--- Document excerpt ---

Back in Moskenes already someone had told us not to miss Eide Handel, a huge shop featuring "Matkultur siden 1953", just outside Tromsø. My bicycle refused to carry any of the Turing-complete coffee machines they were selling, so I only bought Pizza snails and curry sauce there.
Tromsø was a reminder how annoying biking in cities can be because of all the traffic. I only took one picture there and mainly spend the day resting on the camping site.
From Tromsø I also had to upload the final version of our paper, which Jana by now had revised. Using LaTeX and EasyChair on a modern smartphone is possible but truly annoying, so I was happy that I also carried an old Nokia N900, the best Linux phone made so far.
Another nice distraction was this German cycling guide for Norway, lying around in the kitchen of the campsite and with prices still in Deutsche Mark.
I left Tromsø on a Sunday morning and was afraid of not finding food soon. Fortunately there were two ferries on my way that day, both of which had a cafeteria on board. Yes, lots of waffles, but without sausages this time.
After the ferry from Lyngseidet to Olderdalen I saw the first village signs with two or sometimes even three names, Norwegian, Finnish and Kven.
In case you are looking for a new desktop background, here it comes.
Admittedly, long cycling tours lead to a small obsession with food.
Besides a nice kitchen and eating room (all for myself, here the season was ending already), the camping site in Sekkemo now also has functioning wifi repeaters ;-)
Finally, I saw my first reindeers! Including an almost albino.
One of the next tunnels was forbidden for cyclists,
which meant I
had to take the older and more hilly
got to take the more scenic road around it.
The next city was Alta, featuring an international food festival in the city center, including the "Dutch Cheeseman Holland". I was not that homesick and went to the Thai competition instead.

--- Data extract ---

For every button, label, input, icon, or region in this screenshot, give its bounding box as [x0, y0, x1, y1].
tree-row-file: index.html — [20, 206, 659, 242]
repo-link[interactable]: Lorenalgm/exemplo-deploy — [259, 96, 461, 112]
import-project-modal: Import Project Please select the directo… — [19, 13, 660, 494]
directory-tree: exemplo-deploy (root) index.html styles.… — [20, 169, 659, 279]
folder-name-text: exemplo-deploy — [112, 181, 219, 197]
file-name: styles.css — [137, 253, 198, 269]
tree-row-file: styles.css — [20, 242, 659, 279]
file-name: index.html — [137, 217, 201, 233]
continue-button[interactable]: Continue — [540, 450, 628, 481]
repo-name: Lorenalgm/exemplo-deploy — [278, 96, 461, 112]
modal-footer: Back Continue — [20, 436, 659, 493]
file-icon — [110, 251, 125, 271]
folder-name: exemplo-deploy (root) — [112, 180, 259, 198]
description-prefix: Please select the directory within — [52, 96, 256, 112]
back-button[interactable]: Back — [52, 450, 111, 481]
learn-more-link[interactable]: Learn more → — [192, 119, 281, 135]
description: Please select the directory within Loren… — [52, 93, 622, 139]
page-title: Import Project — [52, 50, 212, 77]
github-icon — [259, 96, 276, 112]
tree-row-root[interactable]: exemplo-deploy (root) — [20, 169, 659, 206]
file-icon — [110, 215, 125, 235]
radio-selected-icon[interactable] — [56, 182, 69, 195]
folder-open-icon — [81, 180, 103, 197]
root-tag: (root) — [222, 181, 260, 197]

---

**To do:**
**a.** From the Norway cycling account, copy the stretch from "After the ferry" through "wifi repeaters ;-)" word for word.
**b.** In the Norway cycling account, which languages appeared on the village signs seen after the ferry from Lyngseidet to Olderdalen?

**Written responses:**
**a.**
After the ferry from Lyngseidet to Olderdalen I saw the first village signs with two or sometimes even three names, Norwegian, Finnish and Kven.
In case you are looking for a new desktop background, here it comes.
Admittedly, long cycling tours lead to a small obsession with food.
Besides a nice kitchen and eating room (all for myself, here the season was ending already), the camping site in Sekkemo now also has functioning wifi repeaters ;-)

**b.** Norwegian, Finnish and Kven.